[A run of records]
********************

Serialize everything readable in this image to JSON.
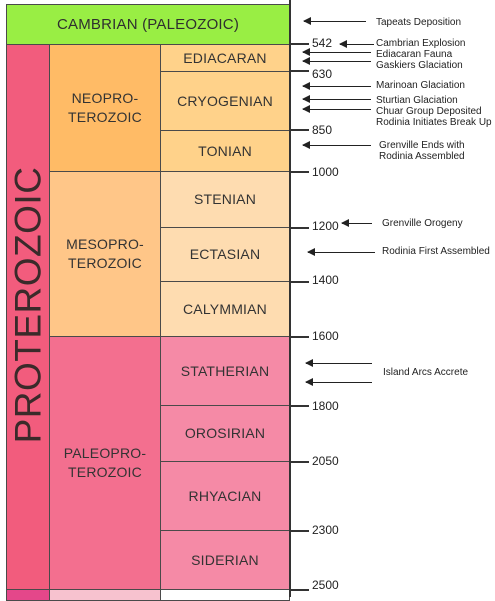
{
  "colors": {
    "cambrian": "#99ee44",
    "eon": "#f25c7d",
    "neoproterozoic": "#ffbb66",
    "neo_period": "#ffd28a",
    "mesoproterozoic": "#ffc688",
    "meso_period": "#fedcb0",
    "paleoproterozoic": "#f36f8f",
    "paleo_period": "#f58aa6",
    "line": "#333333"
  },
  "cambrian_label": "CAMBRIAN (PALEOZOIC)",
  "eon_label": "PROTEROZOIC",
  "eras": {
    "neo": [
      "NEOPRO-",
      "TEROZOIC"
    ],
    "meso": [
      "MESOPRO-",
      "TEROZOIC"
    ],
    "paleo": [
      "PALEOPRO-",
      "TEROZOIC"
    ]
  },
  "periods": {
    "ediacaran": "EDIACARAN",
    "cryogenian": "CRYOGENIAN",
    "tonian": "TONIAN",
    "stenian": "STENIAN",
    "ectasian": "ECTASIAN",
    "calymmian": "CALYMMIAN",
    "statherian": "STATHERIAN",
    "orosirian": "OROSIRIAN",
    "rhyacian": "RHYACIAN",
    "siderian": "SIDERIAN"
  },
  "ages": [
    "542",
    "630",
    "850",
    "1000",
    "1200",
    "1400",
    "1600",
    "1800",
    "2050",
    "2300",
    "2500"
  ],
  "events": {
    "tapeats": "Tapeats Deposition",
    "cambrian_explosion": "Cambrian Explosion",
    "ediacaran_fauna": "Ediacaran Fauna",
    "gaskiers": "Gaskiers Glaciation",
    "marinoan": "Marinoan Glaciation",
    "sturtian": "Sturtian Glaciation",
    "chuar": "Chuar Group Deposited",
    "rodinia_breakup": "Rodinia Initiates Break Up",
    "grenville_ends_1": "Grenville Ends with",
    "grenville_ends_2": "Rodinia Assembled",
    "grenville_orogeny": "Grenville Orogeny",
    "rodinia_first": "Rodinia First Assembled",
    "island_arcs": "Island Arcs Accrete"
  }
}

********************

◆ The exercise: Without the pictures, print the whole listing exactly as given.

◆ Output of the task:
Serialize everything readable in this image to JSON.
{
  "colors": {
    "cambrian": "#99ee44",
    "eon": "#f25c7d",
    "neoproterozoic": "#ffbb66",
    "neo_period": "#ffd28a",
    "mesoproterozoic": "#ffc688",
    "meso_period": "#fedcb0",
    "paleoproterozoic": "#f36f8f",
    "paleo_period": "#f58aa6",
    "line": "#333333"
  },
  "cambrian_label": "CAMBRIAN (PALEOZOIC)",
  "eon_label": "PROTEROZOIC",
  "eras": {
    "neo": [
      "NEOPRO-",
      "TEROZOIC"
    ],
    "meso": [
      "MESOPRO-",
      "TEROZOIC"
    ],
    "paleo": [
      "PALEOPRO-",
      "TEROZOIC"
    ]
  },
  "periods": {
    "ediacaran": "EDIACARAN",
    "cryogenian": "CRYOGENIAN",
    "tonian": "TONIAN",
    "stenian": "STENIAN",
    "ectasian": "ECTASIAN",
    "calymmian": "CALYMMIAN",
    "statherian": "STATHERIAN",
    "orosirian": "OROSIRIAN",
    "rhyacian": "RHYACIAN",
    "siderian": "SIDERIAN"
  },
  "ages": [
    "542",
    "630",
    "850",
    "1000",
    "1200",
    "1400",
    "1600",
    "1800",
    "2050",
    "2300",
    "2500"
  ],
  "events": {
    "tapeats": "Tapeats Deposition",
    "cambrian_explosion": "Cambrian Explosion",
    "ediacaran_fauna": "Ediacaran Fauna",
    "gaskiers": "Gaskiers Glaciation",
    "marinoan": "Marinoan Glaciation",
    "sturtian": "Sturtian Glaciation",
    "chuar": "Chuar Group Deposited",
    "rodinia_breakup": "Rodinia Initiates Break Up",
    "grenville_ends_1": "Grenville Ends with",
    "grenville_ends_2": "Rodinia Assembled",
    "grenville_orogeny": "Grenville Orogeny",
    "rodinia_first": "Rodinia First Assembled",
    "island_arcs": "Island Arcs Accrete"
  }
}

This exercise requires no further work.